WHAT YOU HAVE TO DO:
You are to retype all of the data exactly as it appears.

[Extracted records]
########

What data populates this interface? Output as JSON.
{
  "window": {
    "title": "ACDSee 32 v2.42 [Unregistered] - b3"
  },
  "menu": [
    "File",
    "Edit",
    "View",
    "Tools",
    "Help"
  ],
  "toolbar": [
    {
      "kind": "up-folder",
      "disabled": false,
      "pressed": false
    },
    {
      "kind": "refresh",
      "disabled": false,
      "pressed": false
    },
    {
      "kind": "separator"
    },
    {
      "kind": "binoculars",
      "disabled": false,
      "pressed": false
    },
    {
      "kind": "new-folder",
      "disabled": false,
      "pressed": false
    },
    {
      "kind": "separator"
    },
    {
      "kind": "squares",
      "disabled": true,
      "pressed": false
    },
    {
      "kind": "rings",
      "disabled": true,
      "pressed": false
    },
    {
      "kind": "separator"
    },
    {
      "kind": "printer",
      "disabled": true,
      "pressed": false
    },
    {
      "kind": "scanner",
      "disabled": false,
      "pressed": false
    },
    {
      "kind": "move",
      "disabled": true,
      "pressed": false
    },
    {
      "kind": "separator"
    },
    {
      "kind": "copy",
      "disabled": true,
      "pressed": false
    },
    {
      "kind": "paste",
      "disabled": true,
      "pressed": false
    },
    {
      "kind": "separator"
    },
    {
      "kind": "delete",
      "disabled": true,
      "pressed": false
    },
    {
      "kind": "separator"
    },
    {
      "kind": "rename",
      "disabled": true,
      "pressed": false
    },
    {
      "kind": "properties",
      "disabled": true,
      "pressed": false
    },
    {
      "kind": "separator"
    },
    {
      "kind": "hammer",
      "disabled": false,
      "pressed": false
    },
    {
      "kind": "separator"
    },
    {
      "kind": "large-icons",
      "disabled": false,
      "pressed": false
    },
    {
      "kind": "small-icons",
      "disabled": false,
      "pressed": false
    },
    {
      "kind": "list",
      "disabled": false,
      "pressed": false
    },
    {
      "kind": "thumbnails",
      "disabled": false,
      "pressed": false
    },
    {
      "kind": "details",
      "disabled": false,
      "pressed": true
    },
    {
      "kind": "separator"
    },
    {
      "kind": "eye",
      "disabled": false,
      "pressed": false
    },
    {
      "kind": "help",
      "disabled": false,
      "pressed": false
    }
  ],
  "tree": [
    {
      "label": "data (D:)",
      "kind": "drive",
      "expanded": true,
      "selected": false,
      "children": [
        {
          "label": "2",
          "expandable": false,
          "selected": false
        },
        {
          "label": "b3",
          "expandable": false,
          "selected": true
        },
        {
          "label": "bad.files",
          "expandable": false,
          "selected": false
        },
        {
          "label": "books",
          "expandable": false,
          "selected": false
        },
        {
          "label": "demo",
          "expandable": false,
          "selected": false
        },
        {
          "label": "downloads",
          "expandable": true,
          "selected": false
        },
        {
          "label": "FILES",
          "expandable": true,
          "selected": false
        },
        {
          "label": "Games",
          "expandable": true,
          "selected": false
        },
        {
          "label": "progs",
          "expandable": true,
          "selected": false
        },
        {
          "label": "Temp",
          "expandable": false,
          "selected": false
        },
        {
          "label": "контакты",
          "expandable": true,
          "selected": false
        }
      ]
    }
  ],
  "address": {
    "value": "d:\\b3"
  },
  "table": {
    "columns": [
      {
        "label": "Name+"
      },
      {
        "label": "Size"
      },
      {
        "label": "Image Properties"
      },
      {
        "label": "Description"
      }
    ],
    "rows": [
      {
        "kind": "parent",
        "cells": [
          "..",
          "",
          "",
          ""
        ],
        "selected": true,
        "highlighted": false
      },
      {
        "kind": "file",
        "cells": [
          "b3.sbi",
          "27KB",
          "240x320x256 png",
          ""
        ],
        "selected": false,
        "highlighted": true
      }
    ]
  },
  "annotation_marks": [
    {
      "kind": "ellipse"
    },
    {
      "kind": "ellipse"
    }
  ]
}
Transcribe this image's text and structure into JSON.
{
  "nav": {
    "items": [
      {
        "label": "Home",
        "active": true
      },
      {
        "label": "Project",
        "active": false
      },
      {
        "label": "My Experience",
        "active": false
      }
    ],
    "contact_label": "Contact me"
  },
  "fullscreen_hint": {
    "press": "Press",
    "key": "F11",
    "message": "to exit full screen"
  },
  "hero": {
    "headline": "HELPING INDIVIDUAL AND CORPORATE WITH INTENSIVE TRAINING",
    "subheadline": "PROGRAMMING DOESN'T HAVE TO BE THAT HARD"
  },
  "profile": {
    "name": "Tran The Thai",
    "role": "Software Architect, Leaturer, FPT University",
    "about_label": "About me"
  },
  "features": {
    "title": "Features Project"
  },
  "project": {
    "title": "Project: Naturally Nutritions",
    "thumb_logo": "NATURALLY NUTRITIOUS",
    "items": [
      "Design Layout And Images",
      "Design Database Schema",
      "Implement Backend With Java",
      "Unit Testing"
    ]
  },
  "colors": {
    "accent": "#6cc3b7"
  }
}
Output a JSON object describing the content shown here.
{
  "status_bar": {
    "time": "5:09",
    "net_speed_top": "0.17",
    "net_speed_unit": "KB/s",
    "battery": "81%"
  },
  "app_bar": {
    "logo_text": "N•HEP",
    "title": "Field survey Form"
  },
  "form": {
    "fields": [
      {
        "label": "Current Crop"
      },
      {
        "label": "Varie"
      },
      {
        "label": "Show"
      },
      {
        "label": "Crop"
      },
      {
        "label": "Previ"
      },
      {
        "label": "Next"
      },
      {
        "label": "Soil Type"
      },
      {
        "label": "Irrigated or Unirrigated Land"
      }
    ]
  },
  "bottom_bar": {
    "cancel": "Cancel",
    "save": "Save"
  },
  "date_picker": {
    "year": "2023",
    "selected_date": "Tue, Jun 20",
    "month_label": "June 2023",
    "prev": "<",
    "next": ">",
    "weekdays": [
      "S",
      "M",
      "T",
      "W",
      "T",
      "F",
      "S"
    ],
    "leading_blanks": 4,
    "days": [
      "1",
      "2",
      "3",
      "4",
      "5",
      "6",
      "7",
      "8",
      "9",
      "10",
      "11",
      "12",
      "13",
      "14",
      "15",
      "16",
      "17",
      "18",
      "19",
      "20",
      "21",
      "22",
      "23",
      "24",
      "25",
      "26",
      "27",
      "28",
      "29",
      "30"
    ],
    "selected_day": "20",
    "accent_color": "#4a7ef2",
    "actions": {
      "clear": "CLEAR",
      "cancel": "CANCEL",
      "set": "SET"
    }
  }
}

########

RESULT FOR THIS TASK:
What data populates this interface? Output as JSON.
{
  "window": {
    "title": "ACDSee 32 v2.42 [Unregistered] - b3"
  },
  "menu": [
    "File",
    "Edit",
    "View",
    "Tools",
    "Help"
  ],
  "toolbar": [
    {
      "kind": "up-folder",
      "disabled": false,
      "pressed": false
    },
    {
      "kind": "refresh",
      "disabled": false,
      "pressed": false
    },
    {
      "kind": "separator"
    },
    {
      "kind": "binoculars",
      "disabled": false,
      "pressed": false
    },
    {
      "kind": "new-folder",
      "disabled": false,
      "pressed": false
    },
    {
      "kind": "separator"
    },
    {
      "kind": "squares",
      "disabled": true,
      "pressed": false
    },
    {
      "kind": "rings",
      "disabled": true,
      "pressed": false
    },
    {
      "kind": "separator"
    },
    {
      "kind": "printer",
      "disabled": true,
      "pressed": false
    },
    {
      "kind": "scanner",
      "disabled": false,
      "pressed": false
    },
    {
      "kind": "move",
      "disabled": true,
      "pressed": false
    },
    {
      "kind": "separator"
    },
    {
      "kind": "copy",
      "disabled": true,
      "pressed": false
    },
    {
      "kind": "paste",
      "disabled": true,
      "pressed": false
    },
    {
      "kind": "separator"
    },
    {
      "kind": "delete",
      "disabled": true,
      "pressed": false
    },
    {
      "kind": "separator"
    },
    {
      "kind": "rename",
      "disabled": true,
      "pressed": false
    },
    {
      "kind": "properties",
      "disabled": true,
      "pressed": false
    },
    {
      "kind": "separator"
    },
    {
      "kind": "hammer",
      "disabled": false,
      "pressed": false
    },
    {
      "kind": "separator"
    },
    {
      "kind": "large-icons",
      "disabled": false,
      "pressed": false
    },
    {
      "kind": "small-icons",
      "disabled": false,
      "pressed": false
    },
    {
      "kind": "list",
      "disabled": false,
      "pressed": false
    },
    {
      "kind": "thumbnails",
      "disabled": false,
      "pressed": false
    },
    {
      "kind": "details",
      "disabled": false,
      "pressed": true
    },
    {
      "kind": "separator"
    },
    {
      "kind": "eye",
      "disabled": false,
      "pressed": false
    },
    {
      "kind": "help",
      "disabled": false,
      "pressed": false
    }
  ],
  "tree": [
    {
      "label": "data (D:)",
      "kind": "drive",
      "expanded": true,
      "selected": false,
      "children": [
        {
          "label": "2",
          "expandable": false,
          "selected": false
        },
        {
          "label": "b3",
          "expandable": false,
          "selected": true
        },
        {
          "label": "bad.files",
          "expandable": false,
          "selected": false
        },
        {
          "label": "books",
          "expandable": false,
          "selected": false
        },
        {
          "label": "demo",
          "expandable": false,
          "selected": false
        },
        {
          "label": "downloads",
          "expandable": true,
          "selected": false
        },
        {
          "label": "FILES",
          "expandable": true,
          "selected": false
        },
        {
          "label": "Games",
          "expandable": true,
          "selected": false
        },
        {
          "label": "progs",
          "expandable": true,
          "selected": false
        },
        {
          "label": "Temp",
          "expandable": false,
          "selected": false
        },
        {
          "label": "контакты",
          "expandable": true,
          "selected": false
        }
      ]
    }
  ],
  "address": {
    "value": "d:\\b3"
  },
  "table": {
    "columns": [
      {
        "label": "Name+"
      },
      {
        "label": "Size"
      },
      {
        "label": "Image Properties"
      },
      {
        "label": "Description"
      }
    ],
    "rows": [
      {
        "kind": "parent",
        "cells": [
          "..",
          "",
          "",
          ""
        ],
        "selected": true,
        "highlighted": false
      },
      {
        "kind": "file",
        "cells": [
          "b3.sbi",
          "27KB",
          "240x320x256 png",
          ""
        ],
        "selected": false,
        "highlighted": true
      }
    ]
  },
  "annotation_marks": [
    {
      "kind": "ellipse"
    },
    {
      "kind": "ellipse"
    }
  ]
}
Transcribe this image's text and structure into JSON.
{
  "nav": {
    "items": [
      {
        "label": "Home",
        "active": true
      },
      {
        "label": "Project",
        "active": false
      },
      {
        "label": "My Experience",
        "active": false
      }
    ],
    "contact_label": "Contact me"
  },
  "fullscreen_hint": {
    "press": "Press",
    "key": "F11",
    "message": "to exit full screen"
  },
  "hero": {
    "headline": "HELPING INDIVIDUAL AND CORPORATE WITH INTENSIVE TRAINING",
    "subheadline": "PROGRAMMING DOESN'T HAVE TO BE THAT HARD"
  },
  "profile": {
    "name": "Tran The Thai",
    "role": "Software Architect, Leaturer, FPT University",
    "about_label": "About me"
  },
  "features": {
    "title": "Features Project"
  },
  "project": {
    "title": "Project: Naturally Nutritions",
    "thumb_logo": "NATURALLY NUTRITIOUS",
    "items": [
      "Design Layout And Images",
      "Design Database Schema",
      "Implement Backend With Java",
      "Unit Testing"
    ]
  },
  "colors": {
    "accent": "#6cc3b7"
  }
}
Output a JSON object describing the content shown here.
{
  "status_bar": {
    "time": "5:09",
    "net_speed_top": "0.17",
    "net_speed_unit": "KB/s",
    "battery": "81%"
  },
  "app_bar": {
    "logo_text": "N•HEP",
    "title": "Field survey Form"
  },
  "form": {
    "fields": [
      {
        "label": "Current Crop"
      },
      {
        "label": "Varie"
      },
      {
        "label": "Show"
      },
      {
        "label": "Crop"
      },
      {
        "label": "Previ"
      },
      {
        "label": "Next"
      },
      {
        "label": "Soil Type"
      },
      {
        "label": "Irrigated or Unirrigated Land"
      }
    ]
  },
  "bottom_bar": {
    "cancel": "Cancel",
    "save": "Save"
  },
  "date_picker": {
    "year": "2023",
    "selected_date": "Tue, Jun 20",
    "month_label": "June 2023",
    "prev": "<",
    "next": ">",
    "weekdays": [
      "S",
      "M",
      "T",
      "W",
      "T",
      "F",
      "S"
    ],
    "leading_blanks": 4,
    "days": [
      "1",
      "2",
      "3",
      "4",
      "5",
      "6",
      "7",
      "8",
      "9",
      "10",
      "11",
      "12",
      "13",
      "14",
      "15",
      "16",
      "17",
      "18",
      "19",
      "20",
      "21",
      "22",
      "23",
      "24",
      "25",
      "26",
      "27",
      "28",
      "29",
      "30"
    ],
    "selected_day": "20",
    "accent_color": "#4a7ef2",
    "actions": {
      "clear": "CLEAR",
      "cancel": "CANCEL",
      "set": "SET"
    }
  }
}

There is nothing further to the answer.